**Задания**:
- 1) Повторите дословно отрывок из интервью с Александром Кравецким: начните со слов "Мы подумали-подумали и" и остановитесь после слов "все равно нет.".
- 2) Ответьте по интервью с Александром Кравецким на вопросы:
(a) Сколько человек пришло на первое публичное выступление отца Александра Меня?
(b) Сколько лет просуществовал проект курсов церковнославянского?
(c) В каком учебном заведении учился Борис Иванович Сове?
- 3) Продолжите интервью с Александром Кравецким после его последнего предложения.

**Фрагмент документа**:
________

Поскольку специалистом по попам эти ребята считали меня (хотя один из них ныне священник), они попросили меня кого-нибудь для них найти. Я говорю: «Есть такой замечательный отец Александр Мень». — «Зови!» — «Но про него в газете “Труд” только что вышла статья под названием “Крест на совести”». — «Ты нам этого не говорил, а мы этого не слышали». В общем, по цепочке я вышел на отца Александра, с которым лично знаком не был. Он сказал, что готов выступить, но нужно официальное приглашение. Ему была передана бумага: «Уважаемый Александр Вольфович! Октябрьский райком ВЛКСМ приглашает вас» и т.д. Эх, жалко тогда ксероксы были недоступны!

Александр Кравецкий — лингвист, историк, литургист и публицист. Ведущий научный сотрудник Института русского языка им. В.В. Виноградова, руководитель научного центра по изучению церковнославянского языка и автор учебных пособий.

Но в последний момент райком забоялся. На всякий случай билеты решили не пускать в свободную продажу, а распространять только по заявкам комсомольских организаций. Накануне вечера выяснилось, что зал пустой, а мероприятие-то коммерческое. И тогда мне сказали — зовите всех. Я взял телефонную книжку и стал обзванивать народ, говоря, что у нас выступает Александр Мень. На следующий день зал был переполнен. Пришло 1200 человек.

— Сарафанное радио?

— Да! Это было первое публичное выступление отца Александра Меня. Мои одноклассники были потрясены тем, что можно вот так запросто собрать зал и что тема настолько популярна. А поскольку тогда было время прецедентов, то дальше оказалось, что это можно. Друзья сказали нам с женой: «А сбацайте нам еще что-нибудь церковное!»

Мы подумали-подумали и решили сделать курсы церковнославянского. Александра должна была учить читать, а я вести общий курс лекций по истории языка. Про который на тот момент мы, если честно, знали ненамного больше своих слушателей. Готовились к каждому занятию примерно неделю, а дальше пошло. Проект просуществовал два года, а потом стало ясно, что нужно делать собственное предприятие, а мы не умеем. К тому же стали появляться первые образовательные учреждения — будущие университеты Свято-Тихоновский и Иоанна Богослова. Мы решили, что пора сворачиваться.

— Как жалко! 

— Зато мы поняли, насколько никто, включая нас самих, про церковнославянский не знает. И ничего лучше старинной грамматики Алипия (Алипий (Гаманович), архиепископ Чикагский и Cеверо-Американский, умер в 2019 году. — Примеч. ред.) все равно нет.

Александр Кравецкий

Тут хочется упомянуть незаслуженно забытого Бориса Ивановича Сове. Он родился и жил в Гельсингфорсе, где общался с Сергием (Старогородским), тогда епископом, а впоследствии патриархом, занимавшимся, в частности, исправлением служебных книг. Позже Сове учился в Свято-Сергиевском богословском институте в Париже и всю жизнь писал в стол заметки по позднему литургическому творчеству. Он не имел возможности работать в архивах, всех источников у него было церковный журнал да мемуары, откуда он по крупицам выковыривал информацию.

________

**Данные набора**:
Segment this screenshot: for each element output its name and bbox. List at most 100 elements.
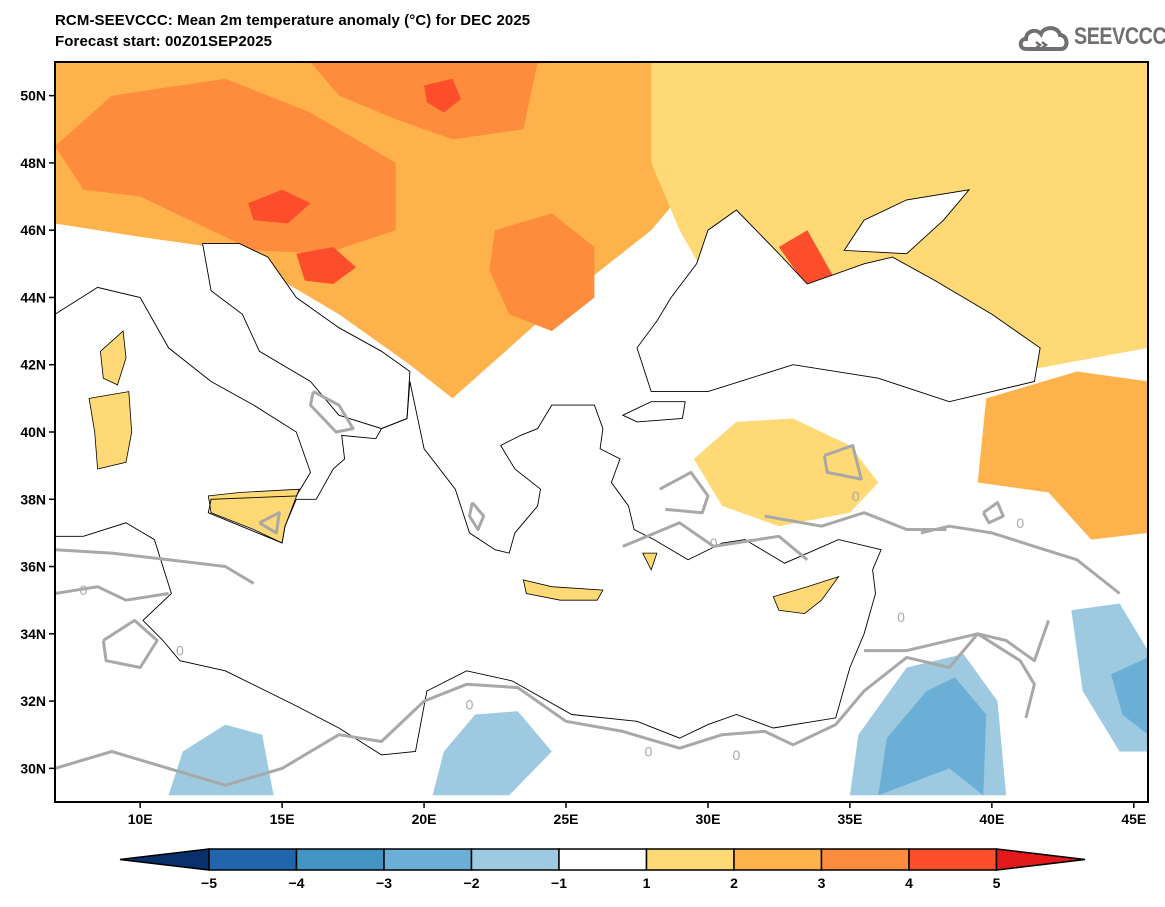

________

**Ответы по заданиям**:
- 1)
Мы подумали-подумали и решили сделать курсы церковнославянского. Александра должна была учить читать, а я вести общий курс лекций по истории языка. Про который на тот момент мы, если честно, знали ненамного больше своих слушателей. Готовились к каждому занятию примерно неделю, а дальше пошло. Проект просуществовал два года, а потом стало ясно, что нужно делать собственное предприятие, а мы не умеем. К тому же стали появляться первые образовательные учреждения — будущие университеты Свято-Тихоновский и Иоанна Богослова. Мы решили, что пора сворачиваться.

— Как жалко! 

— Зато мы поняли, насколько никто, включая нас самих, про церковнославянский не знает. И ничего лучше старинной грамматики Алипия (Алипий (Гаманович), архиепископ Чикагский и Cеверо-Американский, умер в 2019 году. — Примеч. ред.) все равно нет.

- 2)
(a) 1200 человек.
(b) Два года.
(c) В Свято-Сергиевском богословском институте в Париже.

- 3)
В 70-е годы чемоданчик с его бумагами был передан в Москву, и в издательстве Московской Патриархии вышли две его статьи, а потом книга. Их сегодня почти невозможно читать, это скорее материалы для будущего исследования, нежели полноценные научные тексты. Тем не менее из них следовало, что с XVIII по начало ХХ века в церковнославянском языке происходили определенные процессы. Он не окостенел, как принято было считать раньше. Это была живая письменность. Так издание Сове стало толчком к изучению позднего церковнославянского языка.

«Старослав был моим кошмаром»

— Вы из тех мальчиков-филологов, которых привела в церковь любовь к текстам?

— Сначала были поездки по Золотому кольцу с родителями — которые, кстати, не гуманитарии — затем «Черные доски» и «Письма из Русского музея» Владимира Солоухина, которые тогда читали все. До филфака МГУ я успел пару лет отучиться в Институте стали и сплавов. Потом я окончательно понял, что мне интересны церковные сюжеты, но не думал заниматься этим профессионально. Собирался улицы мести и что-нибудь там себе читать.

— Ну конечно, для пропитания — черная работа, а по вечерам учить церковнославянский язык. 

— Ну, не церковнославянский. Как и положено человеку, собирающемуся мести улицы и идти на филфак, я активно графоманствовал и собирался стать великим русским писателем. Что я стану лингвистом, мне в голову не могло прийти. Только литература, Серебряный век, философия и так далее. Но на филфаке выяснилось, что под флагом лингвистики можно изучать любые тексты.

— На 2-м курсе шло разделение на лингвистику и литературоведение. Лингвисты презирали литературоведов, потому что считалось, что они занимаются не наукой, а не пойми чем. 

— Да, считалось. Куда же без юношеского снобизма.

— Я как литературовед никогда не изучала старославянский, так называемый старослав, но помню, что он был кошмаром для многих моих однокурсников. А для вас?

— Это был и мой кошмар! Давайте начнем чуть-чуть издалека. Что такое старослав и откуда он взялся в вузовской программе? И почему если церковнославянским языком заниматься было вроде как нельзя, то старославянским можно?

В начале XIX века появляется сравнительное историческое языкознание. Чтобы сравнивать языки, нужно восходить к самым древним текстам. В разных странах появляется интерес к началу своей письменности. В нашем случае — к Кириллу и Мефодию. Но, поскольку никаких списков от тех времен не дошло, старославянский — это язык, реконструированный на основании более поздних списков, впитавших в себя особенности разных языков и регионов. Этот язык и изучают в вузах.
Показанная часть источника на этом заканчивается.